==== Dataset excerpts

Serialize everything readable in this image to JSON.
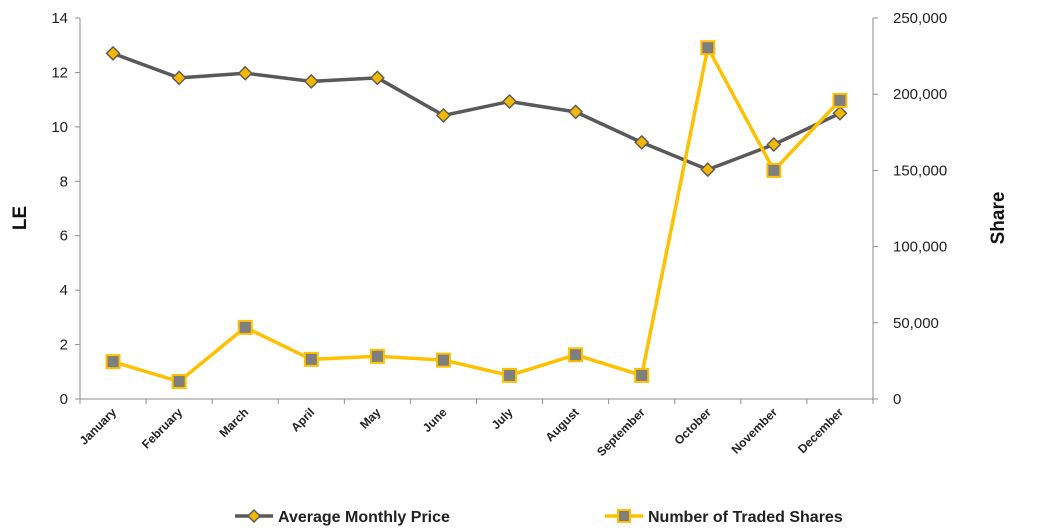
{
  "chart_data": {
    "type": "line",
    "categories": [
      "January",
      "February",
      "March",
      "April",
      "May",
      "June",
      "July",
      "August",
      "September",
      "October",
      "November",
      "December"
    ],
    "series": [
      {
        "name": "Average Monthly Price",
        "axis": "left",
        "color": "#595959",
        "marker_color": "#f5b800",
        "marker": "diamond",
        "values": [
          12.7,
          11.8,
          11.97,
          11.67,
          11.8,
          10.42,
          10.93,
          10.55,
          9.43,
          8.43,
          9.35,
          10.5
        ]
      },
      {
        "name": "Number of Traded Shares",
        "axis": "right",
        "color": "#ffc000",
        "marker_color": "#7f7f7f",
        "marker": "square",
        "values": [
          24500,
          11500,
          47000,
          26000,
          28000,
          25500,
          15500,
          29000,
          15500,
          230500,
          150000,
          196000
        ]
      }
    ],
    "ylabel": "LE",
    "y2label": "Share",
    "ylim": [
      0,
      14
    ],
    "y2lim": [
      0,
      250000
    ],
    "yticks": [
      "0",
      "2",
      "4",
      "6",
      "8",
      "10",
      "12",
      "14"
    ],
    "y2ticks": [
      "0",
      "50,000",
      "100,000",
      "150,000",
      "200,000",
      "250,000"
    ],
    "grid": false,
    "legend": "bottom"
  }
}
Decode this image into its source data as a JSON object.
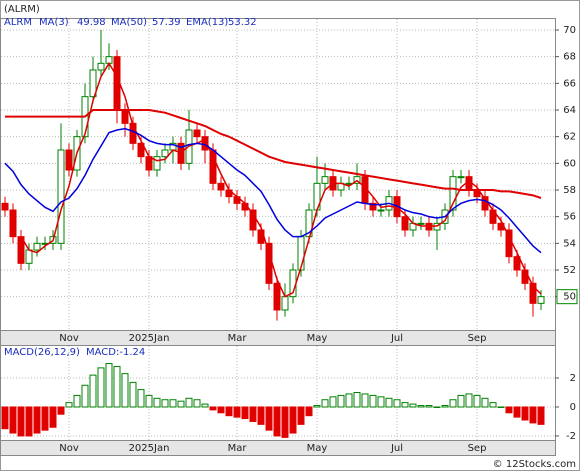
{
  "chart_data": [
    {
      "type": "candlestick",
      "title": "(ALRM)",
      "symbol": "ALRM",
      "categories": [
        null,
        null,
        null,
        null,
        null,
        null,
        null,
        null,
        "Nov",
        null,
        null,
        null,
        null,
        null,
        null,
        null,
        null,
        null,
        "2025Jan",
        null,
        null,
        null,
        null,
        null,
        null,
        null,
        null,
        null,
        null,
        "Mar",
        null,
        null,
        null,
        null,
        null,
        null,
        null,
        null,
        null,
        "May",
        null,
        null,
        null,
        null,
        null,
        null,
        null,
        null,
        null,
        "Jul",
        null,
        null,
        null,
        null,
        null,
        null,
        null,
        null,
        null,
        "Sep",
        null,
        null,
        null,
        null,
        null,
        null,
        null,
        null
      ],
      "open": [
        57,
        56.5,
        54.5,
        52.5,
        53.5,
        54,
        54,
        54,
        61,
        59.5,
        62,
        65,
        67,
        67.5,
        68,
        64,
        63,
        61.5,
        60.5,
        59.5,
        60.5,
        61,
        61.5,
        60,
        62.5,
        62,
        61,
        58.5,
        58,
        57.5,
        57,
        56.5,
        55,
        54,
        51,
        49,
        50,
        52,
        54.5,
        56.5,
        58.5,
        59,
        58,
        58.5,
        58.5,
        59,
        57,
        56.5,
        56.5,
        57.5,
        56,
        55,
        55.5,
        55.5,
        55,
        55.5,
        56.5,
        59,
        59,
        58,
        57.5,
        56.5,
        55.5,
        55,
        53,
        52,
        51,
        49.5
      ],
      "high": [
        57.5,
        57,
        55,
        54,
        54.5,
        54.5,
        55,
        63,
        61.5,
        62.5,
        66,
        68,
        70,
        69,
        68.5,
        64.5,
        63.5,
        62,
        61,
        61,
        61.5,
        62,
        62,
        64,
        63,
        62.5,
        61.5,
        59,
        58.5,
        58,
        57.5,
        57,
        55.5,
        54.5,
        51.5,
        51,
        52.5,
        55,
        57,
        60.5,
        60,
        59.5,
        59,
        59,
        60,
        59.5,
        57.5,
        57,
        58,
        58,
        56.5,
        56,
        56,
        56,
        56,
        57,
        59.5,
        59.5,
        59.5,
        58.5,
        58,
        57,
        56,
        55.5,
        53.5,
        52.5,
        51.5,
        50.5
      ],
      "low": [
        56,
        54,
        52,
        52,
        53,
        53.5,
        53.5,
        53.5,
        59,
        59,
        61.5,
        64.5,
        66.5,
        67,
        63,
        62,
        61,
        60,
        59,
        59,
        60,
        60,
        59.5,
        59.5,
        61.5,
        60,
        58,
        57.5,
        57,
        56.5,
        56,
        54.5,
        53.5,
        50.5,
        48.2,
        48.5,
        49.5,
        51.5,
        54,
        56,
        58,
        57.5,
        57.5,
        58,
        58,
        56.5,
        56,
        56,
        56,
        55.5,
        54.5,
        54.5,
        55,
        54.5,
        53.5,
        55,
        56,
        58.5,
        57.5,
        57,
        56,
        55,
        54.5,
        52.5,
        51.5,
        50.5,
        48.5,
        49
      ],
      "close": [
        56.5,
        54.5,
        52.5,
        53.5,
        54,
        54,
        54.5,
        61,
        59.5,
        62,
        65,
        67,
        67.5,
        68,
        64,
        63,
        61.5,
        60.5,
        59.5,
        60.5,
        61,
        61.5,
        60,
        62.5,
        62,
        61,
        58.5,
        58,
        57.5,
        57,
        56.5,
        55,
        54,
        51,
        49,
        50,
        52,
        54.5,
        56.5,
        58.5,
        59,
        58,
        58.5,
        58.5,
        59,
        57,
        56.5,
        56.5,
        57.5,
        56,
        55,
        55.5,
        55.5,
        55,
        55.5,
        56.5,
        59,
        59,
        58,
        57.5,
        56.5,
        55.5,
        55,
        53,
        52,
        51,
        49.5,
        50
      ],
      "up_color": "#008000",
      "down_color": "#e00000",
      "series": [
        {
          "name": "MA(3)",
          "color": "#e00000",
          "values": [
            null,
            null,
            54.5,
            53.5,
            53.3,
            53.8,
            54.2,
            56.5,
            58.3,
            60.8,
            62.2,
            64.7,
            66.5,
            67.5,
            66.5,
            65,
            62.8,
            61.7,
            60.5,
            60.2,
            60.3,
            61,
            60.8,
            61.3,
            61.5,
            61.8,
            60.5,
            59.2,
            58,
            57.5,
            57,
            56.2,
            55.2,
            53.3,
            51.3,
            50,
            50.3,
            52.2,
            54.3,
            56.5,
            58,
            58.5,
            58.5,
            58.3,
            58.7,
            58.2,
            57.5,
            56.7,
            56.8,
            56.7,
            56.2,
            55.5,
            55.3,
            55.3,
            55.3,
            55.7,
            57,
            58.2,
            58.7,
            58.2,
            57.3,
            56.5,
            55.7,
            54.5,
            53.3,
            52,
            50.8,
            50.2
          ]
        },
        {
          "name": "MA(50)",
          "color": "#e00000",
          "values": [
            63.5,
            63.5,
            63.5,
            63.5,
            63.5,
            63.5,
            63.5,
            63.5,
            63.5,
            63.5,
            63.5,
            64,
            64,
            64,
            64,
            64,
            64,
            64,
            64,
            63.9,
            63.8,
            63.6,
            63.4,
            63.2,
            63,
            62.8,
            62.5,
            62.2,
            62,
            61.7,
            61.4,
            61.1,
            60.8,
            60.5,
            60.3,
            60.1,
            60,
            59.9,
            59.8,
            59.7,
            59.6,
            59.5,
            59.4,
            59.3,
            59.2,
            59.1,
            59,
            58.9,
            58.8,
            58.7,
            58.6,
            58.5,
            58.4,
            58.3,
            58.2,
            58.1,
            58.1,
            58,
            58,
            58,
            58,
            58,
            57.9,
            57.9,
            57.8,
            57.7,
            57.6,
            57.4
          ]
        },
        {
          "name": "EMA(13)",
          "color": "#0000e0",
          "values": [
            60,
            59.4,
            58.4,
            57.7,
            57.2,
            56.7,
            56.4,
            57.1,
            57.4,
            58.1,
            59.1,
            60.3,
            61.3,
            62.3,
            62.5,
            62.6,
            62.4,
            62.1,
            61.7,
            61.5,
            61.4,
            61.4,
            61.2,
            61.4,
            61.5,
            61.4,
            61,
            60.5,
            60,
            59.5,
            59.1,
            58.5,
            57.9,
            56.9,
            55.8,
            55,
            54.5,
            54.5,
            54.8,
            55.3,
            55.9,
            56.2,
            56.5,
            56.8,
            57.1,
            57,
            56.9,
            56.9,
            57,
            56.8,
            56.5,
            56.3,
            56.2,
            56,
            55.9,
            56,
            56.6,
            57,
            57.2,
            57.3,
            57.2,
            56.9,
            56.5,
            55.9,
            55.2,
            54.5,
            53.8,
            53.3
          ]
        }
      ],
      "legend_values": [
        49.98,
        57.39,
        53.32
      ],
      "ylim": [
        47.5,
        70.9
      ],
      "yticks": [
        50,
        52,
        54,
        56,
        58,
        60,
        62,
        64,
        66,
        68,
        70
      ],
      "grid": true
    },
    {
      "type": "bar",
      "title": "MACD(26,12,9)",
      "label": "MACD:-1.24",
      "values": [
        -1.5,
        -1.8,
        -2.0,
        -2.0,
        -1.8,
        -1.6,
        -1.4,
        -0.5,
        0.3,
        0.8,
        1.5,
        2.2,
        2.7,
        3.0,
        2.8,
        2.3,
        1.7,
        1.2,
        0.8,
        0.6,
        0.5,
        0.5,
        0.4,
        0.6,
        0.5,
        0.2,
        -0.2,
        -0.4,
        -0.6,
        -0.7,
        -0.8,
        -1.0,
        -1.2,
        -1.6,
        -2.0,
        -2.1,
        -1.8,
        -1.2,
        -0.6,
        0.1,
        0.5,
        0.7,
        0.8,
        0.9,
        1.0,
        0.9,
        0.8,
        0.7,
        0.6,
        0.5,
        0.3,
        0.2,
        0.1,
        0.1,
        0.0,
        0.1,
        0.5,
        0.8,
        0.9,
        0.8,
        0.6,
        0.3,
        0,
        -0.4,
        -0.7,
        -0.9,
        -1.1,
        -1.2
      ],
      "up_color": "#008000",
      "down_color": "#e00000",
      "ylim": [
        -2.28,
        4.28
      ],
      "yticks": [
        -2,
        0,
        2
      ],
      "grid": true
    },
    {
      "type": "footer",
      "text": "© 12Stocks.com"
    }
  ]
}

========

--- Work to complete ---
Identify the lines in the entries that hold "type" and return each one.

--- Correct answer ---
    "type": "line",
      "type": "candlestick",
      "type": "bar",
      "type": "footer",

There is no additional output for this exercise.